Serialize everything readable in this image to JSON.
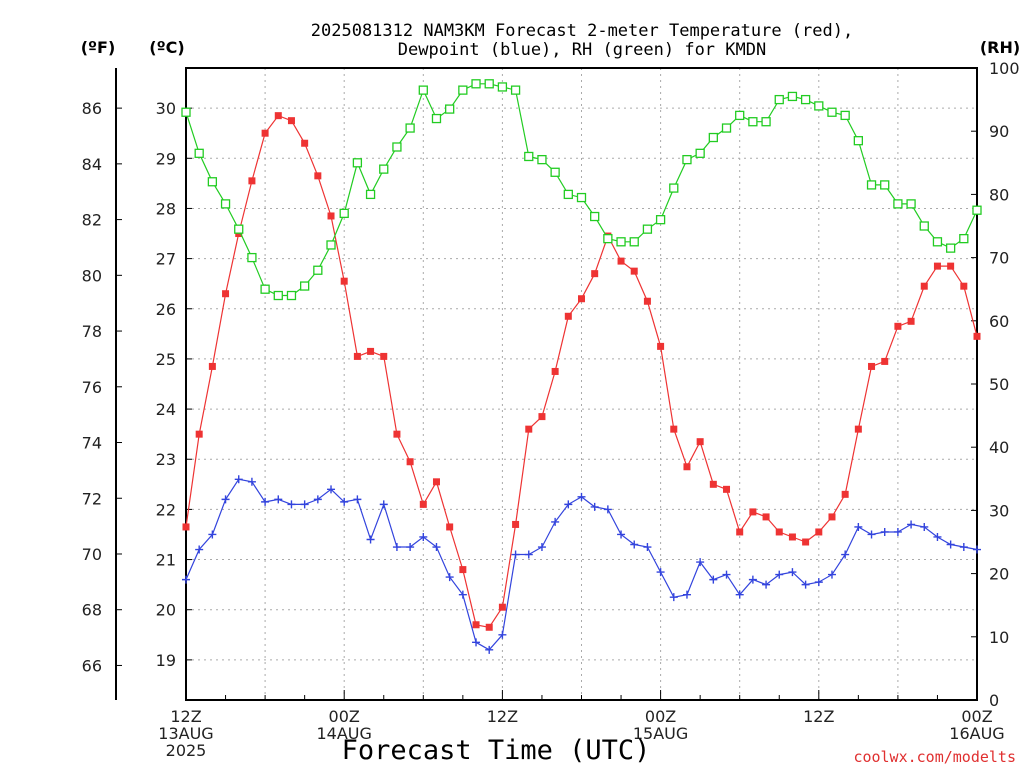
{
  "title_line1": "2025081312 NAM3KM Forecast 2-meter Temperature (red),",
  "title_line2": "Dewpoint (blue), RH (green) for KMDN",
  "credit": "coolwx.com/modelts",
  "colors": {
    "temp": "#ee3333",
    "dew": "#3344dd",
    "rh": "#22cc22",
    "grid": "#aaaaaa"
  },
  "chart_data": {
    "type": "line",
    "title": "2025081312 NAM3KM Forecast 2-meter Temperature (red), Dewpoint (blue), RH (green) for KMDN",
    "xlabel": "Forecast Time (UTC)",
    "x_tick_labels": [
      {
        "hour": 0,
        "lines": [
          "12Z",
          "13AUG",
          "2025"
        ]
      },
      {
        "hour": 12,
        "lines": [
          "00Z",
          "14AUG"
        ]
      },
      {
        "hour": 24,
        "lines": [
          "12Z"
        ]
      },
      {
        "hour": 36,
        "lines": [
          "00Z",
          "15AUG"
        ]
      },
      {
        "hour": 48,
        "lines": [
          "12Z"
        ]
      },
      {
        "hour": 60,
        "lines": [
          "00Z",
          "16AUG"
        ]
      }
    ],
    "x_range_hours": [
      0,
      60
    ],
    "axes": {
      "left_f": {
        "label": "(ºF)",
        "ticks": [
          66,
          68,
          70,
          72,
          74,
          76,
          78,
          80,
          82,
          84,
          86
        ]
      },
      "left_c": {
        "label": "(ºC)",
        "ticks": [
          19,
          20,
          21,
          22,
          23,
          24,
          25,
          26,
          27,
          28,
          29,
          30
        ],
        "ylim": [
          18.2,
          30.8
        ]
      },
      "right_rh": {
        "label": "(RH)",
        "ticks": [
          0,
          10,
          20,
          30,
          40,
          50,
          60,
          70,
          80,
          90,
          100
        ],
        "ylim": [
          0,
          100
        ]
      }
    },
    "grid": true,
    "series": [
      {
        "key": "temp",
        "marker": "filled-square",
        "axis": "left_c",
        "values": [
          21.65,
          23.5,
          24.85,
          26.3,
          27.5,
          28.55,
          29.5,
          29.85,
          29.75,
          29.3,
          28.65,
          27.85,
          26.55,
          25.05,
          25.15,
          25.05,
          23.5,
          22.95,
          22.1,
          22.55,
          21.65,
          20.8,
          19.7,
          19.65,
          20.05,
          21.7,
          23.6,
          23.85,
          24.75,
          25.85,
          26.2,
          26.7,
          27.45,
          26.95,
          26.75,
          26.15,
          25.25,
          23.6,
          22.85,
          23.35,
          22.5,
          22.4,
          21.55,
          21.95,
          21.85,
          21.55,
          21.45,
          21.35,
          21.55,
          21.85,
          22.3,
          23.6,
          24.85,
          24.95,
          25.65,
          25.75,
          26.45,
          26.85,
          26.85,
          26.45,
          25.45
        ],
        "note": "Temperature in degrees C read against the (ºC) axis"
      },
      {
        "key": "dew",
        "marker": "plus",
        "axis": "left_c",
        "values": [
          20.6,
          21.2,
          21.5,
          22.2,
          22.6,
          22.55,
          22.15,
          22.2,
          22.1,
          22.1,
          22.2,
          22.4,
          22.15,
          22.2,
          21.4,
          22.1,
          21.25,
          21.25,
          21.45,
          21.25,
          20.65,
          20.3,
          19.35,
          19.2,
          19.5,
          21.1,
          21.1,
          21.25,
          21.75,
          22.1,
          22.25,
          22.05,
          22.0,
          21.5,
          21.3,
          21.25,
          20.75,
          20.25,
          20.3,
          20.95,
          20.6,
          20.7,
          20.3,
          20.6,
          20.5,
          20.7,
          20.75,
          20.5,
          20.55,
          20.7,
          21.1,
          21.65,
          21.5,
          21.55,
          21.55,
          21.7,
          21.65,
          21.45,
          21.3,
          21.25,
          21.2
        ]
      },
      {
        "key": "rh",
        "marker": "open-square",
        "axis": "right_rh",
        "values": [
          93,
          86.5,
          82,
          78.5,
          74.5,
          70,
          65,
          64,
          64,
          65.5,
          68,
          72,
          77,
          85,
          80,
          84,
          87.5,
          90.5,
          96.5,
          92,
          93.5,
          96.5,
          97.5,
          97.5,
          97,
          96.5,
          86,
          85.5,
          83.5,
          80,
          79.5,
          76.5,
          73,
          72.5,
          72.5,
          74.5,
          76,
          81,
          85.5,
          86.5,
          89,
          90.5,
          92.5,
          91.5,
          91.5,
          95,
          95.5,
          95,
          94,
          93,
          92.5,
          88.5,
          81.5,
          81.5,
          78.5,
          78.5,
          75,
          72.5,
          71.5,
          73,
          77.5
        ]
      }
    ]
  }
}
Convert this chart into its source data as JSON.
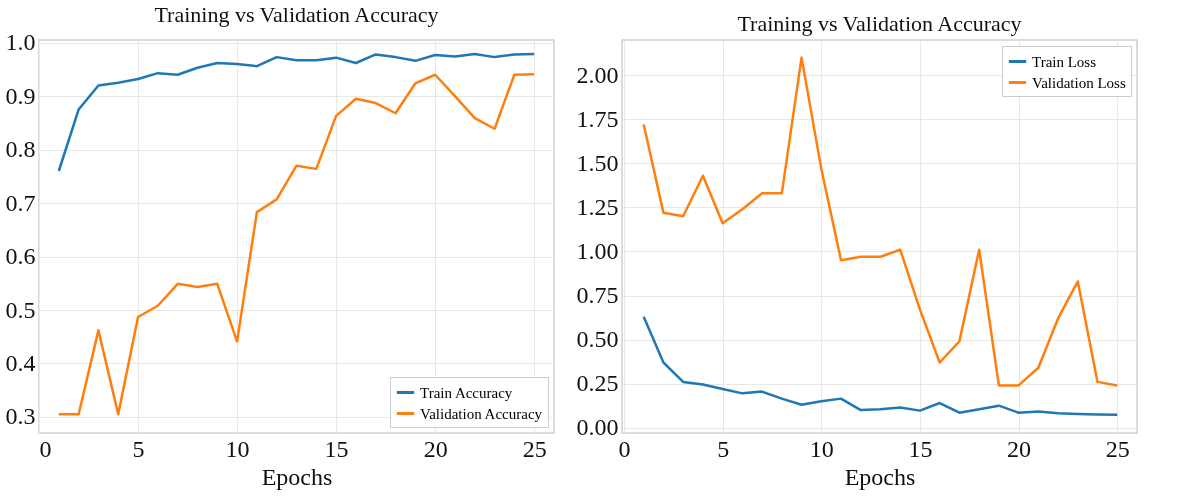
{
  "chart_data": [
    {
      "type": "line",
      "title": "Training vs Validation Accuracy",
      "xlabel": "Epochs",
      "x": [
        1,
        2,
        3,
        4,
        5,
        6,
        7,
        8,
        9,
        10,
        11,
        12,
        13,
        14,
        15,
        16,
        17,
        18,
        19,
        20,
        21,
        22,
        23,
        24,
        25
      ],
      "series": [
        {
          "name": "Train Accuracy",
          "color": "#1f77b4",
          "values": [
            0.76,
            0.875,
            0.92,
            0.925,
            0.932,
            0.943,
            0.94,
            0.953,
            0.962,
            0.96,
            0.956,
            0.973,
            0.967,
            0.967,
            0.972,
            0.962,
            0.978,
            0.973,
            0.966,
            0.977,
            0.974,
            0.979,
            0.973,
            0.978,
            0.979
          ]
        },
        {
          "name": "Validation Accuracy",
          "color": "#ff7f0e",
          "values": [
            0.305,
            0.305,
            0.462,
            0.305,
            0.487,
            0.508,
            0.549,
            0.543,
            0.549,
            0.441,
            0.683,
            0.707,
            0.77,
            0.764,
            0.863,
            0.895,
            0.887,
            0.868,
            0.924,
            0.94,
            0.9,
            0.859,
            0.839,
            0.94,
            0.941
          ]
        }
      ],
      "xlim": [
        0,
        26
      ],
      "xticks": [
        0,
        5,
        10,
        15,
        20,
        25
      ],
      "ylim": [
        0.27,
        1.005
      ],
      "yticks": [
        {
          "value": 0.3,
          "label": "0.3"
        },
        {
          "value": 0.4,
          "label": "0.4"
        },
        {
          "value": 0.5,
          "label": "0.5"
        },
        {
          "value": 0.6,
          "label": "0.6"
        },
        {
          "value": 0.7,
          "label": "0.7"
        },
        {
          "value": 0.8,
          "label": "0.8"
        },
        {
          "value": 0.9,
          "label": "0.9"
        },
        {
          "value": 1,
          "label": "1.0"
        }
      ],
      "grid": true,
      "legend": "bottom right"
    },
    {
      "type": "line",
      "title": "Training vs Validation Accuracy",
      "xlabel": "Epochs",
      "x": [
        1,
        2,
        3,
        4,
        5,
        6,
        7,
        8,
        9,
        10,
        11,
        12,
        13,
        14,
        15,
        16,
        17,
        18,
        19,
        20,
        21,
        22,
        23,
        24,
        25
      ],
      "series": [
        {
          "name": "Train Loss",
          "color": "#1f77b4",
          "values": [
            0.63,
            0.37,
            0.26,
            0.245,
            0.22,
            0.195,
            0.205,
            0.165,
            0.13,
            0.15,
            0.165,
            0.1,
            0.105,
            0.115,
            0.097,
            0.14,
            0.085,
            0.105,
            0.125,
            0.085,
            0.092,
            0.082,
            0.078,
            0.075,
            0.073
          ]
        },
        {
          "name": "Validation Loss",
          "color": "#ff7f0e",
          "values": [
            1.72,
            1.22,
            1.2,
            1.43,
            1.16,
            1.24,
            1.33,
            1.33,
            2.1,
            1.47,
            0.95,
            0.97,
            0.97,
            1.01,
            0.67,
            0.37,
            0.49,
            1.01,
            0.24,
            0.24,
            0.34,
            0.62,
            0.83,
            0.26,
            0.24
          ]
        }
      ],
      "xlim": [
        -0.1,
        26
      ],
      "xticks": [
        0,
        5,
        10,
        15,
        20,
        25
      ],
      "ylim": [
        -0.03,
        2.2
      ],
      "yticks": [
        {
          "value": 0,
          "label": "0.00"
        },
        {
          "value": 0.25,
          "label": "0.25"
        },
        {
          "value": 0.5,
          "label": "0.50"
        },
        {
          "value": 0.75,
          "label": "0.75"
        },
        {
          "value": 1,
          "label": "1.00"
        },
        {
          "value": 1.25,
          "label": "1.25"
        },
        {
          "value": 1.5,
          "label": "1.50"
        },
        {
          "value": 1.75,
          "label": "1.75"
        },
        {
          "value": 2,
          "label": "2.00"
        }
      ],
      "grid": true,
      "legend": "top right"
    }
  ]
}
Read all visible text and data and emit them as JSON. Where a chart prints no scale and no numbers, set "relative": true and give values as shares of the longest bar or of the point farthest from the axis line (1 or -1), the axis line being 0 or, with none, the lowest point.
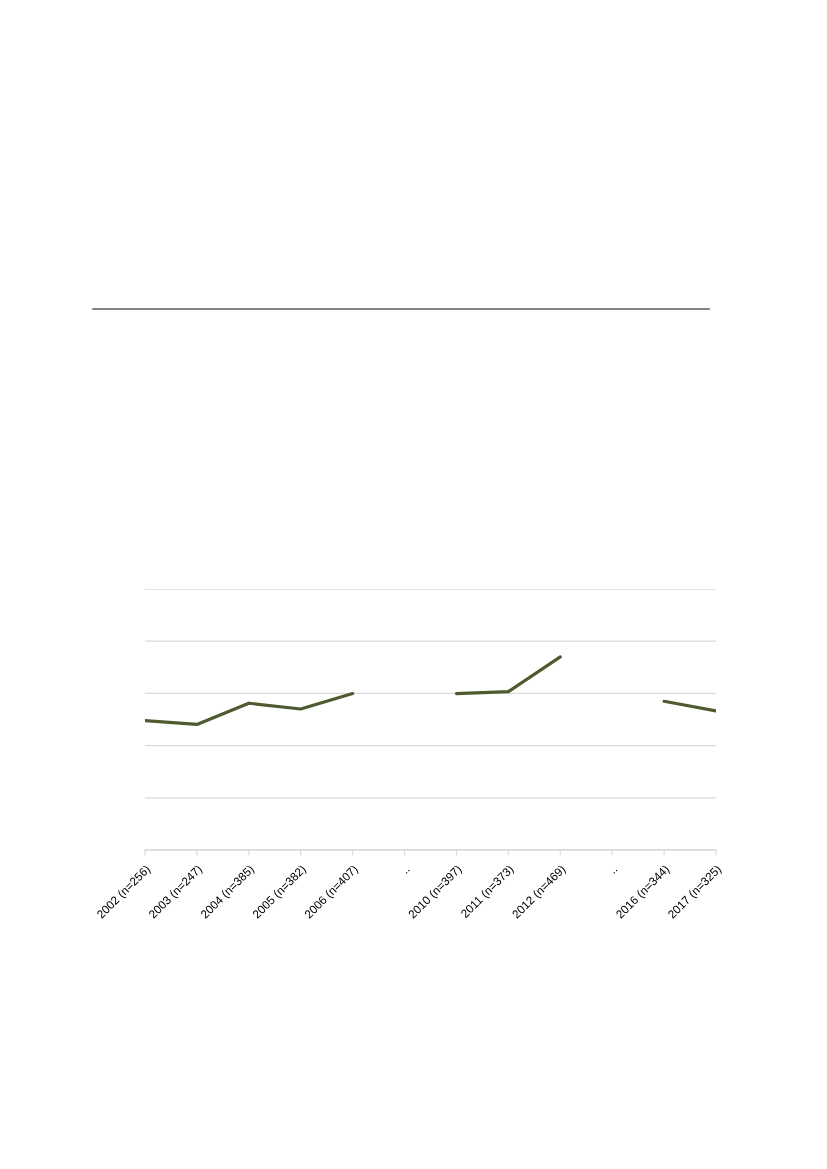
{
  "chart_data": {
    "type": "line",
    "relative": true,
    "categories": [
      "2002 (n=256)",
      "2003 (n=247)",
      "2004 (n=385)",
      "2005 (n=382)",
      "2006 (n=407)",
      "..",
      "2010 (n=397)",
      "2011 (n=373)",
      "2012 (n=469)",
      "..",
      "2016 (n=344)",
      "2017 (n=325)"
    ],
    "series": [
      {
        "color": "#4e5b31",
        "values": [
          0.67,
          0.65,
          0.76,
          0.73,
          0.81,
          null,
          0.81,
          0.82,
          1,
          null,
          0.77,
          0.72
        ]
      }
    ],
    "grid": "y",
    "tick_labels": "x"
  }
}
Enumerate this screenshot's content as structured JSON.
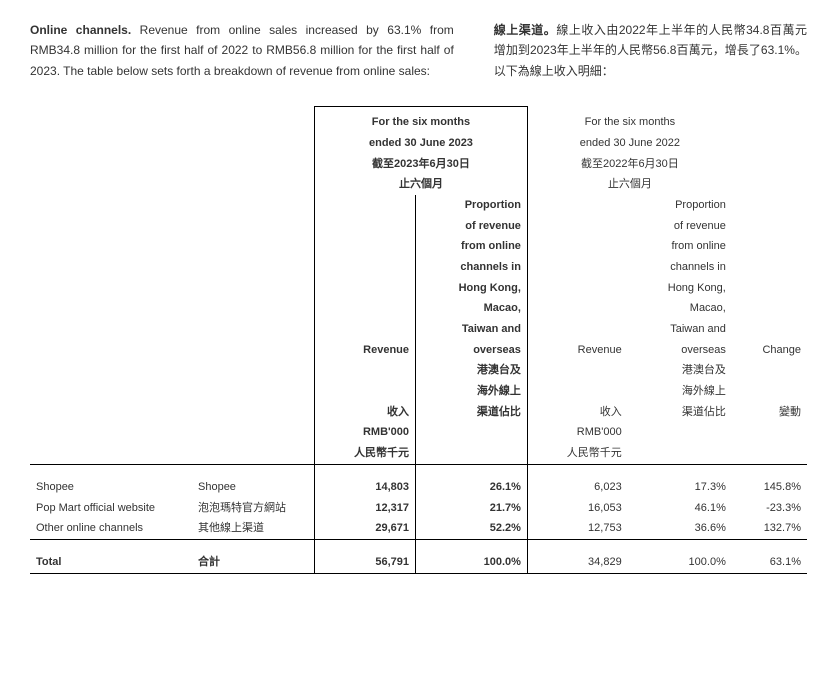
{
  "intro": {
    "en_bold": "Online channels.",
    "en_rest": " Revenue from online sales increased by 63.1% from RMB34.8 million for the first half of 2022 to RMB56.8 million for the first half of 2023. The table below sets forth a breakdown of revenue from online sales:",
    "zh_bold": "線上渠道。",
    "zh_rest": "線上收入由2022年上半年的人民幣34.8百萬元增加到2023年上半年的人民幣56.8百萬元，增長了63.1%。以下為線上收入明細："
  },
  "headers": {
    "period2023_en": "For the six months",
    "period2023_en2": "ended 30 June 2023",
    "period2023_zh": "截至2023年6月30日",
    "period2023_zh2": "止六個月",
    "period2022_en": "For the six months",
    "period2022_en2": "ended 30 June 2022",
    "period2022_zh": "截至2022年6月30日",
    "period2022_zh2": "止六個月",
    "prop_lines": [
      "Proportion",
      "of revenue",
      "from online",
      "channels in",
      "Hong Kong,",
      "Macao,",
      "Taiwan and",
      "overseas",
      "港澳台及",
      "海外線上",
      "渠道佔比"
    ],
    "revenue_en": "Revenue",
    "revenue_zh": "收入",
    "unit_en": "RMB'000",
    "unit_zh": "人民幣千元",
    "change_en": "Change",
    "change_zh": "變動"
  },
  "rows": [
    {
      "name_en": "Shopee",
      "name_zh": "Shopee",
      "rev23": "14,803",
      "pct23": "26.1%",
      "rev22": "6,023",
      "pct22": "17.3%",
      "chg": "145.8%"
    },
    {
      "name_en": "Pop Mart official website",
      "name_zh": "泡泡瑪特官方網站",
      "rev23": "12,317",
      "pct23": "21.7%",
      "rev22": "16,053",
      "pct22": "46.1%",
      "chg": "-23.3%"
    },
    {
      "name_en": "Other online channels",
      "name_zh": "其他線上渠道",
      "rev23": "29,671",
      "pct23": "52.2%",
      "rev22": "12,753",
      "pct22": "36.6%",
      "chg": "132.7%"
    }
  ],
  "total": {
    "label_en": "Total",
    "label_zh": "合計",
    "rev23": "56,791",
    "pct23": "100.0%",
    "rev22": "34,829",
    "pct22": "100.0%",
    "chg": "63.1%"
  }
}
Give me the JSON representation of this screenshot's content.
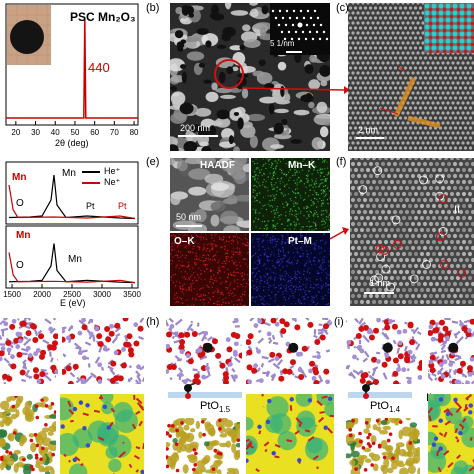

....................

Set problem: Pull out every line of the entries that includes the word "square".

Final result:
        "marker": "filled-square",
        "marker": "open-square",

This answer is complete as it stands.